Task to complete |
Transcribe all of the material exactly.
****
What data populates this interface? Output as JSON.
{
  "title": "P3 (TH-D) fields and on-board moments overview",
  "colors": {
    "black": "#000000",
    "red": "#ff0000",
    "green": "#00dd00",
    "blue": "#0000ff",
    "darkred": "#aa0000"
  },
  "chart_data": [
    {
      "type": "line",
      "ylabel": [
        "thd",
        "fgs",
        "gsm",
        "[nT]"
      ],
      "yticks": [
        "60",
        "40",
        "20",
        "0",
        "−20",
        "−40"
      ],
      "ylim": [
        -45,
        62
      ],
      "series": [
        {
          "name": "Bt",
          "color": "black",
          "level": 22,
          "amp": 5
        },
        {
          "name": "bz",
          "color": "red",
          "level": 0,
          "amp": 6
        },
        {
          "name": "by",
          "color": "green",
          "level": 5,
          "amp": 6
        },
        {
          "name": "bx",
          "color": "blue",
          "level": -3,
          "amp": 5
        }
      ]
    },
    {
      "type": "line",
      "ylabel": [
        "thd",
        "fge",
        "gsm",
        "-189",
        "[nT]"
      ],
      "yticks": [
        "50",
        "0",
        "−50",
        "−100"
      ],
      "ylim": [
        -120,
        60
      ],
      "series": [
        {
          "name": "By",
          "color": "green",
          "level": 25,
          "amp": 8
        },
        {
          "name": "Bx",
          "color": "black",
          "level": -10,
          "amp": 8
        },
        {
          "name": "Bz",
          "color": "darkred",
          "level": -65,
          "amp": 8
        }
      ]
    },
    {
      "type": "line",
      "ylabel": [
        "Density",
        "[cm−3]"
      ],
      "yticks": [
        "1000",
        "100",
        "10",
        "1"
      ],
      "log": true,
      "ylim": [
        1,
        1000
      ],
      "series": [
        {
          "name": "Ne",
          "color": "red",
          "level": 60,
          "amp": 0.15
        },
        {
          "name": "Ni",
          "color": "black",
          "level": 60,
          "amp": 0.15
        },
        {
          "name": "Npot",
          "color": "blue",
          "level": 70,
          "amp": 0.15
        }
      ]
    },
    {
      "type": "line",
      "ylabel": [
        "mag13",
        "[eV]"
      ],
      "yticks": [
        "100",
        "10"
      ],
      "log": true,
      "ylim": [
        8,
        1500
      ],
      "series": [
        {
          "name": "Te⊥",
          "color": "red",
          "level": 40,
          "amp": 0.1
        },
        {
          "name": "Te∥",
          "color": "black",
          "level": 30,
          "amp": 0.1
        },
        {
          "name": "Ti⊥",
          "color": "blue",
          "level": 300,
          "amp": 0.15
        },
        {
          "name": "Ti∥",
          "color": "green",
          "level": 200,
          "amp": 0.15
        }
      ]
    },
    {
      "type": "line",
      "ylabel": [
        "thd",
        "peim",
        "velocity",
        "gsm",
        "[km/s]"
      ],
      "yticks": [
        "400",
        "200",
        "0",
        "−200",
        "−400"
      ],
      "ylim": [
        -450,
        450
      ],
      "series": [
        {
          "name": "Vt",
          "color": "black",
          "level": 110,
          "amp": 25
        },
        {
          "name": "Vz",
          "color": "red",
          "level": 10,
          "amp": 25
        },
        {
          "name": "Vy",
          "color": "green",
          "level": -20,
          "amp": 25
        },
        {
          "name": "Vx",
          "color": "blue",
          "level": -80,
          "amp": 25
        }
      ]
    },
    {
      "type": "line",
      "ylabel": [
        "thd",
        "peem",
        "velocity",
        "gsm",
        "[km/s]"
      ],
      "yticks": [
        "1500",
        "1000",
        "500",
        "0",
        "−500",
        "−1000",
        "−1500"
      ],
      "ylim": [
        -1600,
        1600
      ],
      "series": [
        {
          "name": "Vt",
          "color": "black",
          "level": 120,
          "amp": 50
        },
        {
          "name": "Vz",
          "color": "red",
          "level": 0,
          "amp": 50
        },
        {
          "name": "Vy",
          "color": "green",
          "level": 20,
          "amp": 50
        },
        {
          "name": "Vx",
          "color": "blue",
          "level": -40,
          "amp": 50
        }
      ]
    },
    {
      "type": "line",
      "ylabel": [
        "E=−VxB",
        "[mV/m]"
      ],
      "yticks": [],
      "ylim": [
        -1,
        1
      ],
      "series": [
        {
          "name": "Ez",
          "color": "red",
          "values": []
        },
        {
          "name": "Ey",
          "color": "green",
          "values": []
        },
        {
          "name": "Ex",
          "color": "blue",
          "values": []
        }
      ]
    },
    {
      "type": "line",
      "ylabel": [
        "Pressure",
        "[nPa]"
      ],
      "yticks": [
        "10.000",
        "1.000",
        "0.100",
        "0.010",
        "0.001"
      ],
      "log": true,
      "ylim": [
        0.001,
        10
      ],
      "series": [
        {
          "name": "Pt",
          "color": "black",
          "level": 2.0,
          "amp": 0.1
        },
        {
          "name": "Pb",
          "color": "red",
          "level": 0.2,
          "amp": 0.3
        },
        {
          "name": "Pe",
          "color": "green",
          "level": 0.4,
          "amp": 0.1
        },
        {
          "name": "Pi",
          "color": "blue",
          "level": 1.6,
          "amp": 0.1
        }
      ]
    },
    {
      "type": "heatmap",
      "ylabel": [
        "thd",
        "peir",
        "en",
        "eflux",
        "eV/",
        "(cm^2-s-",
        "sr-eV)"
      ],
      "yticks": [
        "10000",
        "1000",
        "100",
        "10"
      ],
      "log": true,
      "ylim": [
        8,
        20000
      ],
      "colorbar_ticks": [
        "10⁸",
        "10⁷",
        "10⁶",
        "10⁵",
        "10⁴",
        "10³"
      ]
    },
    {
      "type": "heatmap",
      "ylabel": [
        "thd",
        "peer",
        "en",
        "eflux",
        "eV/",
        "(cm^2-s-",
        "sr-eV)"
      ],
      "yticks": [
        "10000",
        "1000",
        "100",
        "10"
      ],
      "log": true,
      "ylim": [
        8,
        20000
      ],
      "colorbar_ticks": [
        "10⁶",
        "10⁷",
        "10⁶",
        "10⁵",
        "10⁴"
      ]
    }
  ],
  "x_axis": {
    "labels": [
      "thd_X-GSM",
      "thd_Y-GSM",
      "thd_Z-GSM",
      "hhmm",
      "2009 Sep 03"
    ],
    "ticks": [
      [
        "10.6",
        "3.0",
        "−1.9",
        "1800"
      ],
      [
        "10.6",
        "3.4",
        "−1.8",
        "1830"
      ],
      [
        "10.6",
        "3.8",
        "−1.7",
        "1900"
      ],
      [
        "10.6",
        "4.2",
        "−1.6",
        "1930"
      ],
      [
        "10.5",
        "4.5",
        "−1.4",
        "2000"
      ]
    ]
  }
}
****
Response |
What data populates this interface? Output as JSON.
{
  "title": "P3 (TH-D) fields and on-board moments overview",
  "colors": {
    "black": "#000000",
    "red": "#ff0000",
    "green": "#00dd00",
    "blue": "#0000ff",
    "darkred": "#aa0000"
  },
  "chart_data": [
    {
      "type": "line",
      "ylabel": [
        "thd",
        "fgs",
        "gsm",
        "[nT]"
      ],
      "yticks": [
        "60",
        "40",
        "20",
        "0",
        "−20",
        "−40"
      ],
      "ylim": [
        -45,
        62
      ],
      "series": [
        {
          "name": "Bt",
          "color": "black",
          "level": 22,
          "amp": 5
        },
        {
          "name": "bz",
          "color": "red",
          "level": 0,
          "amp": 6
        },
        {
          "name": "by",
          "color": "green",
          "level": 5,
          "amp": 6
        },
        {
          "name": "bx",
          "color": "blue",
          "level": -3,
          "amp": 5
        }
      ]
    },
    {
      "type": "line",
      "ylabel": [
        "thd",
        "fge",
        "gsm",
        "-189",
        "[nT]"
      ],
      "yticks": [
        "50",
        "0",
        "−50",
        "−100"
      ],
      "ylim": [
        -120,
        60
      ],
      "series": [
        {
          "name": "By",
          "color": "green",
          "level": 25,
          "amp": 8
        },
        {
          "name": "Bx",
          "color": "black",
          "level": -10,
          "amp": 8
        },
        {
          "name": "Bz",
          "color": "darkred",
          "level": -65,
          "amp": 8
        }
      ]
    },
    {
      "type": "line",
      "ylabel": [
        "Density",
        "[cm−3]"
      ],
      "yticks": [
        "1000",
        "100",
        "10",
        "1"
      ],
      "log": true,
      "ylim": [
        1,
        1000
      ],
      "series": [
        {
          "name": "Ne",
          "color": "red",
          "level": 60,
          "amp": 0.15
        },
        {
          "name": "Ni",
          "color": "black",
          "level": 60,
          "amp": 0.15
        },
        {
          "name": "Npot",
          "color": "blue",
          "level": 70,
          "amp": 0.15
        }
      ]
    },
    {
      "type": "line",
      "ylabel": [
        "mag13",
        "[eV]"
      ],
      "yticks": [
        "100",
        "10"
      ],
      "log": true,
      "ylim": [
        8,
        1500
      ],
      "series": [
        {
          "name": "Te⊥",
          "color": "red",
          "level": 40,
          "amp": 0.1
        },
        {
          "name": "Te∥",
          "color": "black",
          "level": 30,
          "amp": 0.1
        },
        {
          "name": "Ti⊥",
          "color": "blue",
          "level": 300,
          "amp": 0.15
        },
        {
          "name": "Ti∥",
          "color": "green",
          "level": 200,
          "amp": 0.15
        }
      ]
    },
    {
      "type": "line",
      "ylabel": [
        "thd",
        "peim",
        "velocity",
        "gsm",
        "[km/s]"
      ],
      "yticks": [
        "400",
        "200",
        "0",
        "−200",
        "−400"
      ],
      "ylim": [
        -450,
        450
      ],
      "series": [
        {
          "name": "Vt",
          "color": "black",
          "level": 110,
          "amp": 25
        },
        {
          "name": "Vz",
          "color": "red",
          "level": 10,
          "amp": 25
        },
        {
          "name": "Vy",
          "color": "green",
          "level": -20,
          "amp": 25
        },
        {
          "name": "Vx",
          "color": "blue",
          "level": -80,
          "amp": 25
        }
      ]
    },
    {
      "type": "line",
      "ylabel": [
        "thd",
        "peem",
        "velocity",
        "gsm",
        "[km/s]"
      ],
      "yticks": [
        "1500",
        "1000",
        "500",
        "0",
        "−500",
        "−1000",
        "−1500"
      ],
      "ylim": [
        -1600,
        1600
      ],
      "series": [
        {
          "name": "Vt",
          "color": "black",
          "level": 120,
          "amp": 50
        },
        {
          "name": "Vz",
          "color": "red",
          "level": 0,
          "amp": 50
        },
        {
          "name": "Vy",
          "color": "green",
          "level": 20,
          "amp": 50
        },
        {
          "name": "Vx",
          "color": "blue",
          "level": -40,
          "amp": 50
        }
      ]
    },
    {
      "type": "line",
      "ylabel": [
        "E=−VxB",
        "[mV/m]"
      ],
      "yticks": [],
      "ylim": [
        -1,
        1
      ],
      "series": [
        {
          "name": "Ez",
          "color": "red",
          "values": []
        },
        {
          "name": "Ey",
          "color": "green",
          "values": []
        },
        {
          "name": "Ex",
          "color": "blue",
          "values": []
        }
      ]
    },
    {
      "type": "line",
      "ylabel": [
        "Pressure",
        "[nPa]"
      ],
      "yticks": [
        "10.000",
        "1.000",
        "0.100",
        "0.010",
        "0.001"
      ],
      "log": true,
      "ylim": [
        0.001,
        10
      ],
      "series": [
        {
          "name": "Pt",
          "color": "black",
          "level": 2.0,
          "amp": 0.1
        },
        {
          "name": "Pb",
          "color": "red",
          "level": 0.2,
          "amp": 0.3
        },
        {
          "name": "Pe",
          "color": "green",
          "level": 0.4,
          "amp": 0.1
        },
        {
          "name": "Pi",
          "color": "blue",
          "level": 1.6,
          "amp": 0.1
        }
      ]
    },
    {
      "type": "heatmap",
      "ylabel": [
        "thd",
        "peir",
        "en",
        "eflux",
        "eV/",
        "(cm^2-s-",
        "sr-eV)"
      ],
      "yticks": [
        "10000",
        "1000",
        "100",
        "10"
      ],
      "log": true,
      "ylim": [
        8,
        20000
      ],
      "colorbar_ticks": [
        "10⁸",
        "10⁷",
        "10⁶",
        "10⁵",
        "10⁴",
        "10³"
      ]
    },
    {
      "type": "heatmap",
      "ylabel": [
        "thd",
        "peer",
        "en",
        "eflux",
        "eV/",
        "(cm^2-s-",
        "sr-eV)"
      ],
      "yticks": [
        "10000",
        "1000",
        "100",
        "10"
      ],
      "log": true,
      "ylim": [
        8,
        20000
      ],
      "colorbar_ticks": [
        "10⁶",
        "10⁷",
        "10⁶",
        "10⁵",
        "10⁴"
      ]
    }
  ],
  "x_axis": {
    "labels": [
      "thd_X-GSM",
      "thd_Y-GSM",
      "thd_Z-GSM",
      "hhmm",
      "2009 Sep 03"
    ],
    "ticks": [
      [
        "10.6",
        "3.0",
        "−1.9",
        "1800"
      ],
      [
        "10.6",
        "3.4",
        "−1.8",
        "1830"
      ],
      [
        "10.6",
        "3.8",
        "−1.7",
        "1900"
      ],
      [
        "10.6",
        "4.2",
        "−1.6",
        "1930"
      ],
      [
        "10.5",
        "4.5",
        "−1.4",
        "2000"
      ]
    ]
  }
}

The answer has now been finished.